### EXERCISE GOAL:
Filter the lines below, copying only those with the string "portée".

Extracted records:
= = =
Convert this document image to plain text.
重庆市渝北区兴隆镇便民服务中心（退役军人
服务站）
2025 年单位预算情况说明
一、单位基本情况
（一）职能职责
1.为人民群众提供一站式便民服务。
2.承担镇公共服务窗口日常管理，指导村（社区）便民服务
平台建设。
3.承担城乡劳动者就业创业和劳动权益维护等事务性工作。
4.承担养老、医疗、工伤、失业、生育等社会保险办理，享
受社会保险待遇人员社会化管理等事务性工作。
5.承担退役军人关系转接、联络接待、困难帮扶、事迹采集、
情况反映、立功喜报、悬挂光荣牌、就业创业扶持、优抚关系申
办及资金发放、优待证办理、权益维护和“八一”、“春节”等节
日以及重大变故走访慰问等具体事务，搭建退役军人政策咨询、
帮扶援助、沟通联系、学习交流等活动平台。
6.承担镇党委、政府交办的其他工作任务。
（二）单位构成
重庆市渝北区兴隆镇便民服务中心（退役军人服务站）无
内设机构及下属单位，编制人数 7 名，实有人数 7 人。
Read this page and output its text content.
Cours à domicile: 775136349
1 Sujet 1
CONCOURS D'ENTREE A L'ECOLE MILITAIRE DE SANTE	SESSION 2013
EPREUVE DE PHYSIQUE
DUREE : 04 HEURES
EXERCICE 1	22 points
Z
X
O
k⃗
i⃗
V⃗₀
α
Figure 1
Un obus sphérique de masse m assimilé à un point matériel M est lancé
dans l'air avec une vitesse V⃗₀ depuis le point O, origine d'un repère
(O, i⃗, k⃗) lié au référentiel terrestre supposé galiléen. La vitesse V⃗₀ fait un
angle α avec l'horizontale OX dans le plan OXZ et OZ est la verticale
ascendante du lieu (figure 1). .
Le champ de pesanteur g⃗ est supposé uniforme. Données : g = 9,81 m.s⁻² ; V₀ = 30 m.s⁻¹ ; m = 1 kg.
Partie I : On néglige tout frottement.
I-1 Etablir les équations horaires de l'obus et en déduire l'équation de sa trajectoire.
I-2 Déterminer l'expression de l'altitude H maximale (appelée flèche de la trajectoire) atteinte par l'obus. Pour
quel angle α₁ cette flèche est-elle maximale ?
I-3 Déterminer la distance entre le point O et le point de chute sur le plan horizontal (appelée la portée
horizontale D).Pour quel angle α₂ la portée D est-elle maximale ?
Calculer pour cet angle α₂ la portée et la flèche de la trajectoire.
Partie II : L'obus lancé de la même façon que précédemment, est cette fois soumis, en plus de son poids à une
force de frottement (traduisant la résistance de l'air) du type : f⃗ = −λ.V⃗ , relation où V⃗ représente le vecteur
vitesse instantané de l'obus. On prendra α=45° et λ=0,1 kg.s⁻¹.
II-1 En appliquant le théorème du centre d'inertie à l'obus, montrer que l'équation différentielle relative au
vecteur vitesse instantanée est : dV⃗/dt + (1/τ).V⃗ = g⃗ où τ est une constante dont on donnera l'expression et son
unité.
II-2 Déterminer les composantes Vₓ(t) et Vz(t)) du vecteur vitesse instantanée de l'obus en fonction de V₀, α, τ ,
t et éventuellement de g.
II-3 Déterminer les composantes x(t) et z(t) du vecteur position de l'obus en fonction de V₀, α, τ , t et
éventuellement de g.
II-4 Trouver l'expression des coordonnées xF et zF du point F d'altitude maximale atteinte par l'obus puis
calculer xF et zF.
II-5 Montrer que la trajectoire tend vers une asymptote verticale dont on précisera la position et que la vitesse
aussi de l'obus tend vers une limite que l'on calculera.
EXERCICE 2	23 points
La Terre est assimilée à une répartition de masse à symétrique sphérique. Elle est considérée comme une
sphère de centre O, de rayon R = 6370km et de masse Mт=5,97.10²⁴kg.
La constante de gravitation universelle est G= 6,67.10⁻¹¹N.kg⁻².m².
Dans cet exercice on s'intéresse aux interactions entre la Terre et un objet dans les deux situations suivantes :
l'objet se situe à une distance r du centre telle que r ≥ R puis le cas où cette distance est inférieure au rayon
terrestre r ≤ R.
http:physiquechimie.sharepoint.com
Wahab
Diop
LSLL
= = =
### COMPLETE OUTPUT:
I-3 Déterminer la distance entre le point O et le point de chute sur le plan horizontal (appelée la portée
horizontale D).Pour quel angle α₂ la portée D est-elle maximale ?
Calculer pour cet angle α₂ la portée et la flèche de la trajectoire.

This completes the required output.